╭─ Exercise data

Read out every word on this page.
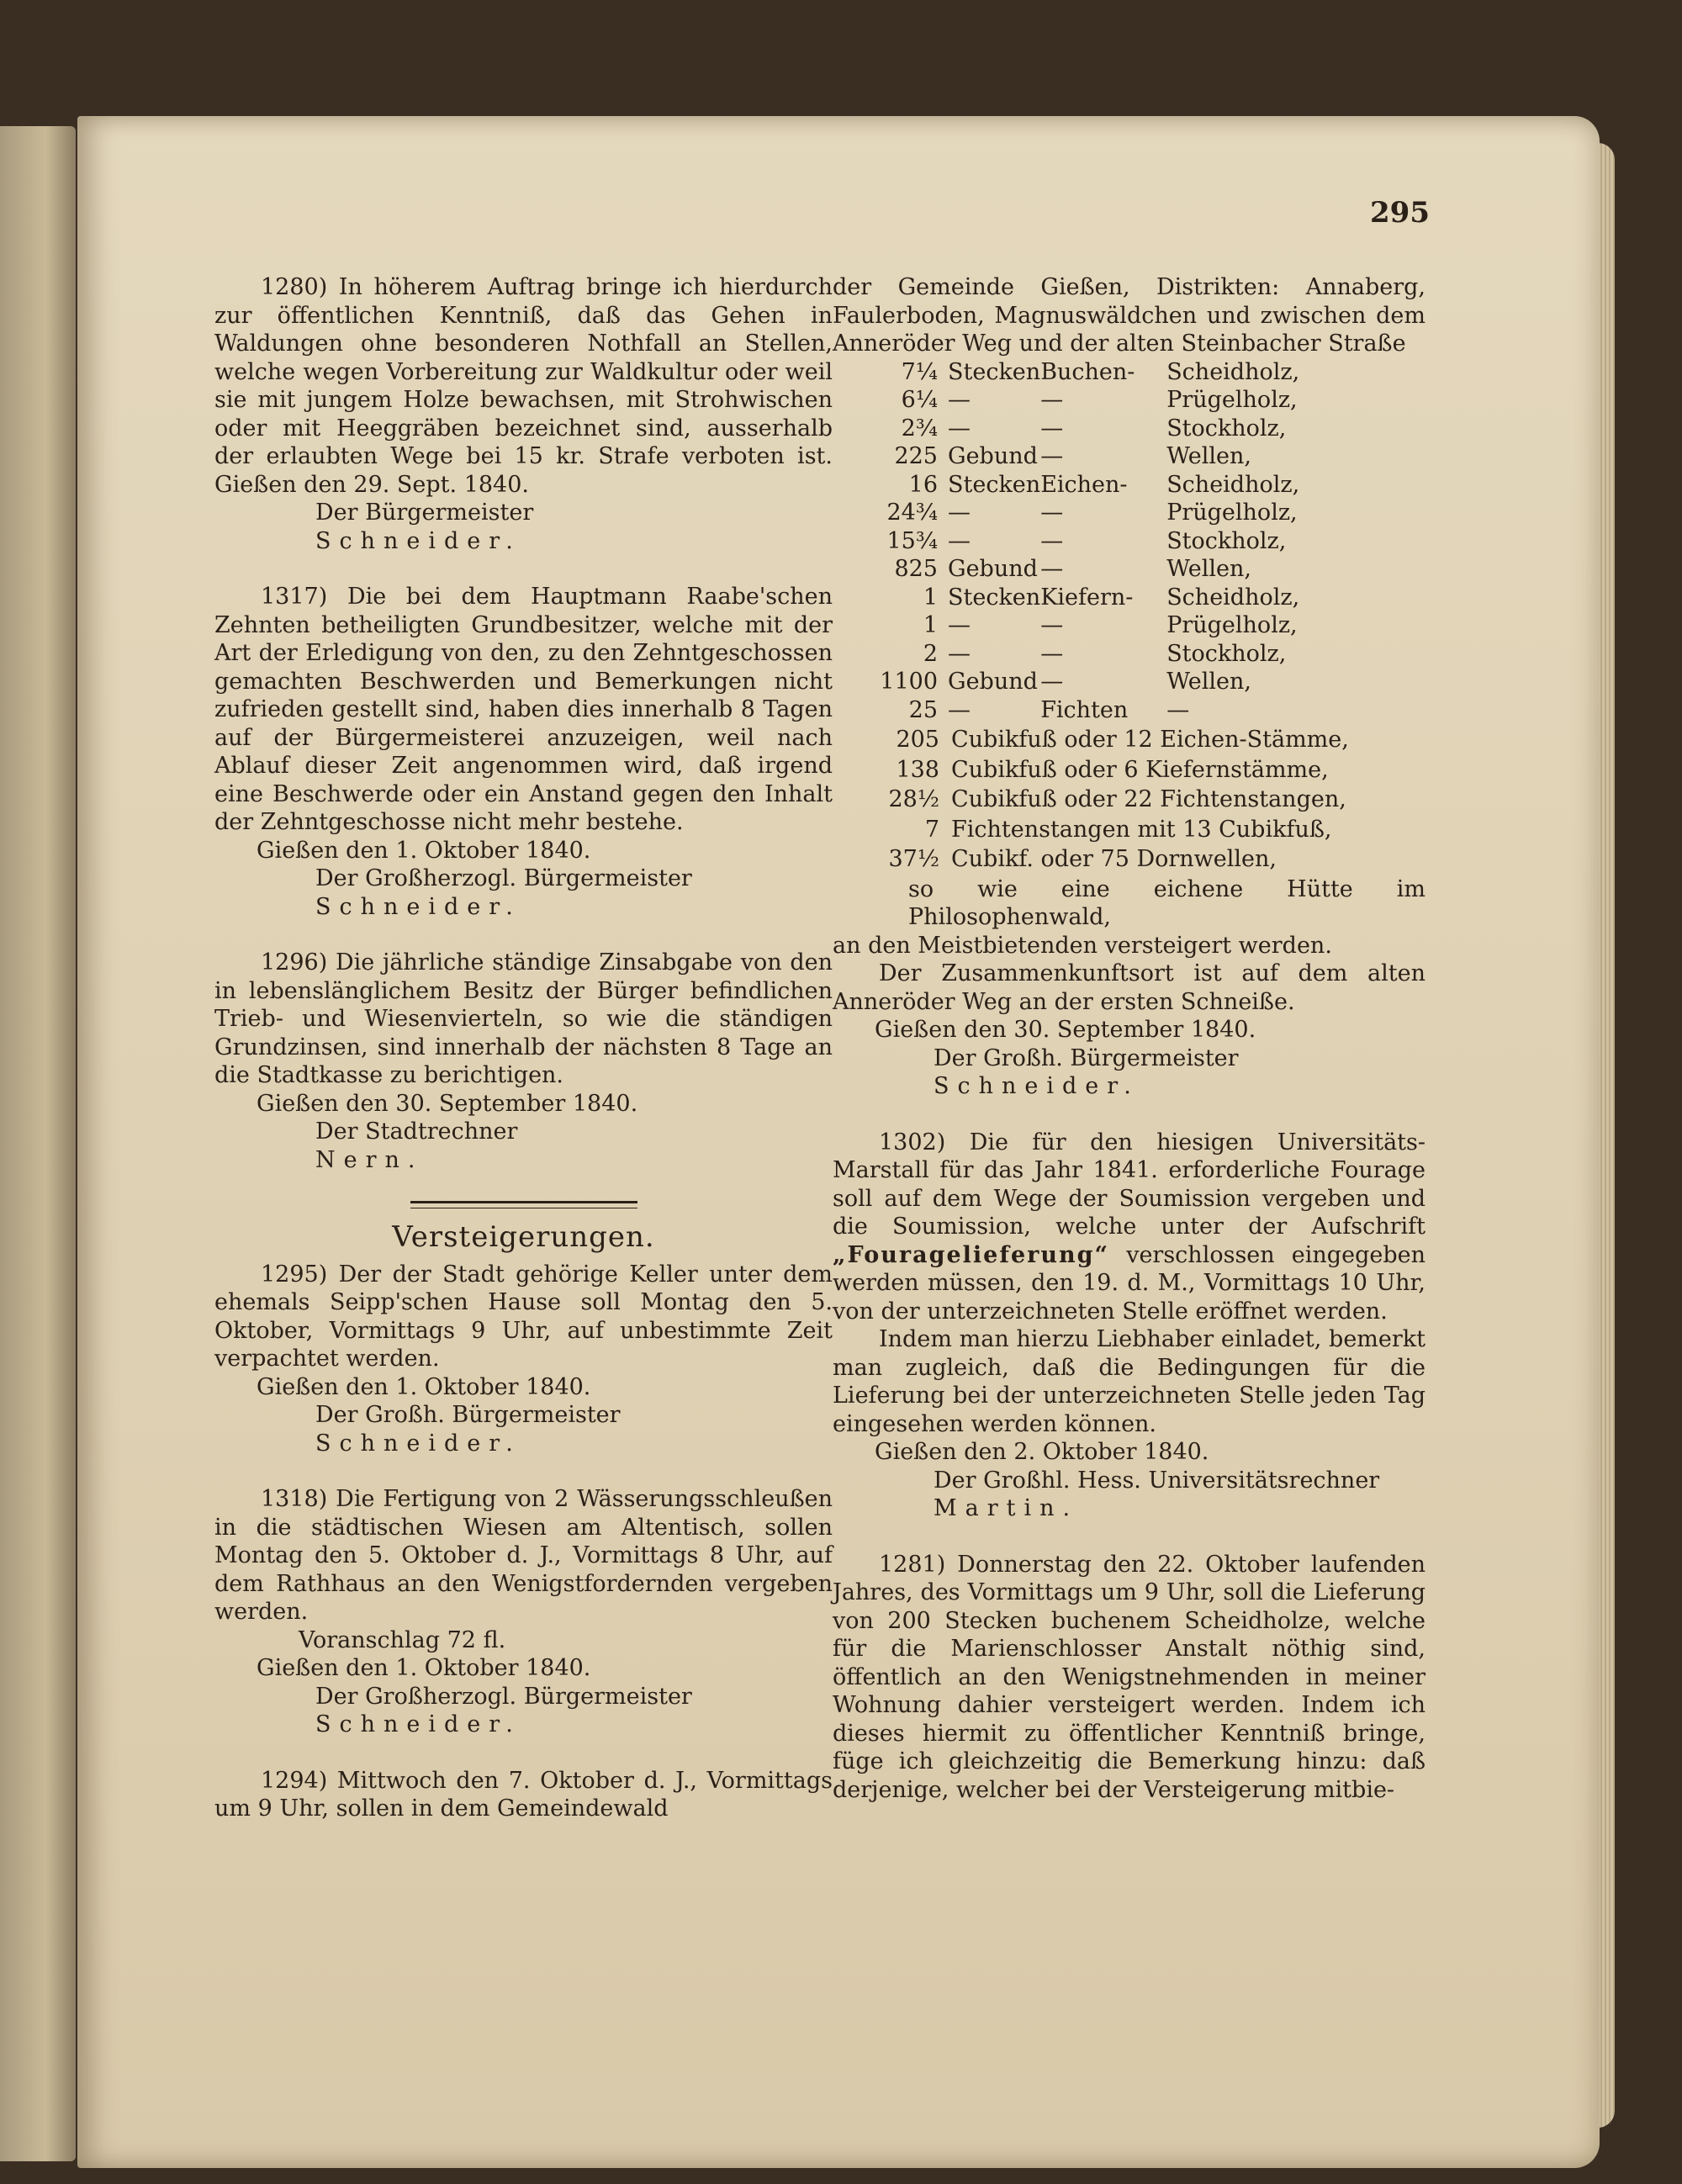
295

1280) In höherem Auftrag bringe ich hierdurch zur öffentlichen Kenntniß, daß das Gehen in Waldungen ohne besonderen Nothfall an Stellen, welche wegen Vorbereitung zur Waldkultur oder weil sie mit jungem Holze bewachsen, mit Strohwischen oder mit Heeggräben bezeichnet sind, ausserhalb der erlaubten Wege bei 15 kr. Strafe verboten ist. Gießen den 29. Sept. 1840.

Der Bürgermeister

Schneider.

1317) Die bei dem Hauptmann Raabe'schen Zehnten betheiligten Grundbesitzer, welche mit der Art der Erledigung von den, zu den Zehntgeschossen gemachten Beschwerden und Bemerkungen nicht zufrieden gestellt sind, haben dies innerhalb 8 Tagen auf der Bürgermeisterei anzuzeigen, weil nach Ablauf dieser Zeit angenommen wird, daß irgend eine Beschwerde oder ein Anstand gegen den Inhalt der Zehntgeschosse nicht mehr bestehe.

Gießen den 1. Oktober 1840.

Der Großherzogl. Bürgermeister

Schneider.

1296) Die jährliche ständige Zinsabgabe von den in lebenslänglichem Besitz der Bürger befindlichen Trieb- und Wiesenvierteln, so wie die ständigen Grundzinsen, sind innerhalb der nächsten 8 Tage an die Stadtkasse zu berichtigen.

Gießen den 30. September 1840.

Der Stadtrechner

Nern.

Versteigerungen.

1295) Der der Stadt gehörige Keller unter dem ehemals Seipp'schen Hause soll Montag den 5. Oktober, Vormittags 9 Uhr, auf unbestimmte Zeit verpachtet werden.

Gießen den 1. Oktober 1840.

Der Großh. Bürgermeister

Schneider.

1318) Die Fertigung von 2 Wässerungsschleußen in die städtischen Wiesen am Altentisch, sollen Montag den 5. Oktober d. J., Vormittags 8 Uhr, auf dem Rathhaus an den Wenigstfordernden vergeben werden.

Voranschlag 72 fl.

Gießen den 1. Oktober 1840.

Der Großherzogl. Bürgermeister

Schneider.

1294) Mittwoch den 7. Oktober d. J., Vormittags um 9 Uhr, sollen in dem Gemeindewald

der Gemeinde Gießen, Distrikten: Annaberg, Faulerboden, Magnuswäldchen und zwischen dem Anneröder Weg und der alten Steinbacher Straße

7¼	Stecken	Buchen-	Scheidholz,
6¼	—	—	Prügelholz,
2¾	—	—	Stockholz,
225	Gebund	—	Wellen,
16	Stecken	Eichen-	Scheidholz,
24¾	—	—	Prügelholz,
15¾	—	—	Stockholz,
825	Gebund	—	Wellen,
1	Stecken	Kiefern-	Scheidholz,
1	—	—	Prügelholz,
2	—	—	Stockholz,
1100	Gebund	—	Wellen,
25	—	Fichten	—
205	Cubikfuß oder 12 Eichen-Stämme,
138	Cubikfuß oder 6 Kiefernstämme,
28½	Cubikfuß oder 22 Fichtenstangen,
7	Fichtenstangen mit 13 Cubikfuß,
37½	Cubikf. oder 75 Dornwellen,

so wie eine eichene Hütte im Philosophenwald,

an den Meistbietenden versteigert werden.

Der Zusammenkunftsort ist auf dem alten Anneröder Weg an der ersten Schneiße.

Gießen den 30. September 1840.

Der Großh. Bürgermeister

Schneider.

1302) Die für den hiesigen Universitäts-Marstall für das Jahr 1841. erforderliche Fourage soll auf dem Wege der Soumission vergeben und die Soumission, welche unter der Aufschrift „Fouragelieferung“ verschlossen eingegeben werden müssen, den 19. d. M., Vormittags 10 Uhr, von der unterzeichneten Stelle eröffnet werden.

Indem man hierzu Liebhaber einladet, bemerkt man zugleich, daß die Bedingungen für die Lieferung bei der unterzeichneten Stelle jeden Tag eingesehen werden können.

Gießen den 2. Oktober 1840.

Der Großhl. Hess. Universitätsrechner

Martin.

1281) Donnerstag den 22. Oktober laufenden Jahres, des Vormittags um 9 Uhr, soll die Lieferung von 200 Stecken buchenem Scheidholze, welche für die Marienschlosser Anstalt nöthig sind, öffentlich an den Wenigstnehmenden in meiner Wohnung dahier versteigert werden. Indem ich dieses hiermit zu öffentlicher Kenntniß bringe, füge ich gleichzeitig die Bemerkung hinzu: daß derjenige, welcher bei der Versteigerung mitbie-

╰─

Assignment »
All of the data above should be quoted exactly, except for the pictures.

Answer below »
Read out every word on this page.
295

1280) In höherem Auftrag bringe ich hierdurch zur öffentlichen Kenntniß, daß das Gehen in Waldungen ohne besonderen Nothfall an Stellen, welche wegen Vorbereitung zur Waldkultur oder weil sie mit jungem Holze bewachsen, mit Strohwischen oder mit Heeggräben bezeichnet sind, ausserhalb der erlaubten Wege bei 15 kr. Strafe verboten ist. Gießen den 29. Sept. 1840.

Der Bürgermeister

Schneider.

1317) Die bei dem Hauptmann Raabe'schen Zehnten betheiligten Grundbesitzer, welche mit der Art der Erledigung von den, zu den Zehntgeschossen gemachten Beschwerden und Bemerkungen nicht zufrieden gestellt sind, haben dies innerhalb 8 Tagen auf der Bürgermeisterei anzuzeigen, weil nach Ablauf dieser Zeit angenommen wird, daß irgend eine Beschwerde oder ein Anstand gegen den Inhalt der Zehntgeschosse nicht mehr bestehe.

Gießen den 1. Oktober 1840.

Der Großherzogl. Bürgermeister

Schneider.

1296) Die jährliche ständige Zinsabgabe von den in lebenslänglichem Besitz der Bürger befindlichen Trieb- und Wiesenvierteln, so wie die ständigen Grundzinsen, sind innerhalb der nächsten 8 Tage an die Stadtkasse zu berichtigen.

Gießen den 30. September 1840.

Der Stadtrechner

Nern.

Versteigerungen.

1295) Der der Stadt gehörige Keller unter dem ehemals Seipp'schen Hause soll Montag den 5. Oktober, Vormittags 9 Uhr, auf unbestimmte Zeit verpachtet werden.

Gießen den 1. Oktober 1840.

Der Großh. Bürgermeister

Schneider.

1318) Die Fertigung von 2 Wässerungsschleußen in die städtischen Wiesen am Altentisch, sollen Montag den 5. Oktober d. J., Vormittags 8 Uhr, auf dem Rathhaus an den Wenigstfordernden vergeben werden.

Voranschlag 72 fl.

Gießen den 1. Oktober 1840.

Der Großherzogl. Bürgermeister

Schneider.

1294) Mittwoch den 7. Oktober d. J., Vormittags um 9 Uhr, sollen in dem Gemeindewald

der Gemeinde Gießen, Distrikten: Annaberg, Faulerboden, Magnuswäldchen und zwischen dem Anneröder Weg und der alten Steinbacher Straße

7¼	Stecken	Buchen-	Scheidholz,
6¼	—	—	Prügelholz,
2¾	—	—	Stockholz,
225	Gebund	—	Wellen,
16	Stecken	Eichen-	Scheidholz,
24¾	—	—	Prügelholz,
15¾	—	—	Stockholz,
825	Gebund	—	Wellen,
1	Stecken	Kiefern-	Scheidholz,
1	—	—	Prügelholz,
2	—	—	Stockholz,
1100	Gebund	—	Wellen,
25	—	Fichten	—
205	Cubikfuß oder 12 Eichen-Stämme,
138	Cubikfuß oder 6 Kiefernstämme,
28½	Cubikfuß oder 22 Fichtenstangen,
7	Fichtenstangen mit 13 Cubikfuß,
37½	Cubikf. oder 75 Dornwellen,

so wie eine eichene Hütte im Philosophenwald,

an den Meistbietenden versteigert werden.

Der Zusammenkunftsort ist auf dem alten Anneröder Weg an der ersten Schneiße.

Gießen den 30. September 1840.

Der Großh. Bürgermeister

Schneider.

1302) Die für den hiesigen Universitäts-Marstall für das Jahr 1841. erforderliche Fourage soll auf dem Wege der Soumission vergeben und die Soumission, welche unter der Aufschrift „Fouragelieferung“ verschlossen eingegeben werden müssen, den 19. d. M., Vormittags 10 Uhr, von der unterzeichneten Stelle eröffnet werden.

Indem man hierzu Liebhaber einladet, bemerkt man zugleich, daß die Bedingungen für die Lieferung bei der unterzeichneten Stelle jeden Tag eingesehen werden können.

Gießen den 2. Oktober 1840.

Der Großhl. Hess. Universitätsrechner

Martin.

1281) Donnerstag den 22. Oktober laufenden Jahres, des Vormittags um 9 Uhr, soll die Lieferung von 200 Stecken buchenem Scheidholze, welche für die Marienschlosser Anstalt nöthig sind, öffentlich an den Wenigstnehmenden in meiner Wohnung dahier versteigert werden. Indem ich dieses hiermit zu öffentlicher Kenntniß bringe, füge ich gleichzeitig die Bemerkung hinzu: daß derjenige, welcher bei der Versteigerung mitbie-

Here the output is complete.